_Written instruction_: Check the listing below line by line and report how many lines hold "Российской", with no other words.

=== Records supplied ===

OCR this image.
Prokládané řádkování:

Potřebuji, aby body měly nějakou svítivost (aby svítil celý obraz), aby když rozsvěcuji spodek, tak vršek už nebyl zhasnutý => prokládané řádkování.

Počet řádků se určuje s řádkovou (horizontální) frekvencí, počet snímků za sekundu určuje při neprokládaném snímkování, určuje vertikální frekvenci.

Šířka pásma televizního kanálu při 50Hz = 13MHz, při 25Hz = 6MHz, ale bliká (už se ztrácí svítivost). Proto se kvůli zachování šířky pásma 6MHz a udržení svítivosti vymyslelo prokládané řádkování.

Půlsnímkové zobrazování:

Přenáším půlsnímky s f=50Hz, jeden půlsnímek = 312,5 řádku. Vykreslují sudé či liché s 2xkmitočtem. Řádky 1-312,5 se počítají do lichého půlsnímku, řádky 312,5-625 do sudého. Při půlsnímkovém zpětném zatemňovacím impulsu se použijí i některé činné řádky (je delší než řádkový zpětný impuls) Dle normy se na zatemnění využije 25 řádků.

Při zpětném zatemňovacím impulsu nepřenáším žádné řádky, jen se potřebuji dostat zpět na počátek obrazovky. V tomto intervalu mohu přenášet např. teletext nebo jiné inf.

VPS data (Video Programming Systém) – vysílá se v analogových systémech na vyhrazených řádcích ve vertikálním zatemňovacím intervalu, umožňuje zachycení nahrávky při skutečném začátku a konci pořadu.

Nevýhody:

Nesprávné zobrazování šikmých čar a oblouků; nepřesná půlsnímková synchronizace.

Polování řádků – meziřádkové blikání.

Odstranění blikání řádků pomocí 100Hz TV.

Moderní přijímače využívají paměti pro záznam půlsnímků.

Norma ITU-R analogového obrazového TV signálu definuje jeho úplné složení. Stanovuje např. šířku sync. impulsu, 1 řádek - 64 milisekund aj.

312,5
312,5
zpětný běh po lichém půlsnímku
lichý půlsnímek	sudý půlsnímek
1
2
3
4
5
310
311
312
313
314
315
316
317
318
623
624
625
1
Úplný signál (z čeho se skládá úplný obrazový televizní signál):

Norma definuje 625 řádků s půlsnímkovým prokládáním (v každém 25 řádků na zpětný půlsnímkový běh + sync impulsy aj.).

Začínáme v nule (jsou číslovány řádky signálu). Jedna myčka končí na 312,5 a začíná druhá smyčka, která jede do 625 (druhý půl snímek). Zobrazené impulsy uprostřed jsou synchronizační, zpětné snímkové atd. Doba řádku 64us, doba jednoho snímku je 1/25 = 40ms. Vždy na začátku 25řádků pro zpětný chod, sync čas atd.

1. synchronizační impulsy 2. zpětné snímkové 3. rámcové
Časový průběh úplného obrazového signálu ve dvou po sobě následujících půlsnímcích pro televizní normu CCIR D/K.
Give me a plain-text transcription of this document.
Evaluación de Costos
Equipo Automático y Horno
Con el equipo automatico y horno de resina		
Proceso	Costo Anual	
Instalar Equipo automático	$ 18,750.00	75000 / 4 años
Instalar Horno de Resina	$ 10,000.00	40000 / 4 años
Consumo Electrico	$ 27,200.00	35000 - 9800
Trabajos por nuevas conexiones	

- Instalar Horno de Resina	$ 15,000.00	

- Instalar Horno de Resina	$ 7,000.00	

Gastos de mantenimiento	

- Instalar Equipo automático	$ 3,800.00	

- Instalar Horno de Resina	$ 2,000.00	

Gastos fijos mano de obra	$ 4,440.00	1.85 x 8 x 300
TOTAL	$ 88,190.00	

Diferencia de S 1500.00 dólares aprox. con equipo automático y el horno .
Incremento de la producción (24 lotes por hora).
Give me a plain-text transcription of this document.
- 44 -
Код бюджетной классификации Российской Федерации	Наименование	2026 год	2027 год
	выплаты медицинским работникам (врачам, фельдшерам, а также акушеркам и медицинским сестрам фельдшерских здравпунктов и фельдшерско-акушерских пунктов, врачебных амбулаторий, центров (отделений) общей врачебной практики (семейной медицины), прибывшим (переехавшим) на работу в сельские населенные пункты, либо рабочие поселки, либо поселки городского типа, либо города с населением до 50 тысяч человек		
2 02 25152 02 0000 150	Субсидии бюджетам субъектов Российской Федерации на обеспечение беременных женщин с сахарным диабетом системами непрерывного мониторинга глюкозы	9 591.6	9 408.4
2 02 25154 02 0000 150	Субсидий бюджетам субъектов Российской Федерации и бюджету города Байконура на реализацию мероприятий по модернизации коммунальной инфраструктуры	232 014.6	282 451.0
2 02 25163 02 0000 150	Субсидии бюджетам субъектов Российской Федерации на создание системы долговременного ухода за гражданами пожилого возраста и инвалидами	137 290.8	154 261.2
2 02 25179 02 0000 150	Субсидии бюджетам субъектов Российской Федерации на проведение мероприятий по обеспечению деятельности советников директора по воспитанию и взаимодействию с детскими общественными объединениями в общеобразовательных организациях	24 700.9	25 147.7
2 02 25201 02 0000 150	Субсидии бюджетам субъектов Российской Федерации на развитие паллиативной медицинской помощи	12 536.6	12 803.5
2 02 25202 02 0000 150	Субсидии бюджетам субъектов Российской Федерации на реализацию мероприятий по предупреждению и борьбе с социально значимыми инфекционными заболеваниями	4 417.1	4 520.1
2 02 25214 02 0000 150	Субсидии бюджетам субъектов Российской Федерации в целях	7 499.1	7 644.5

===

_Solution for this problem_: 8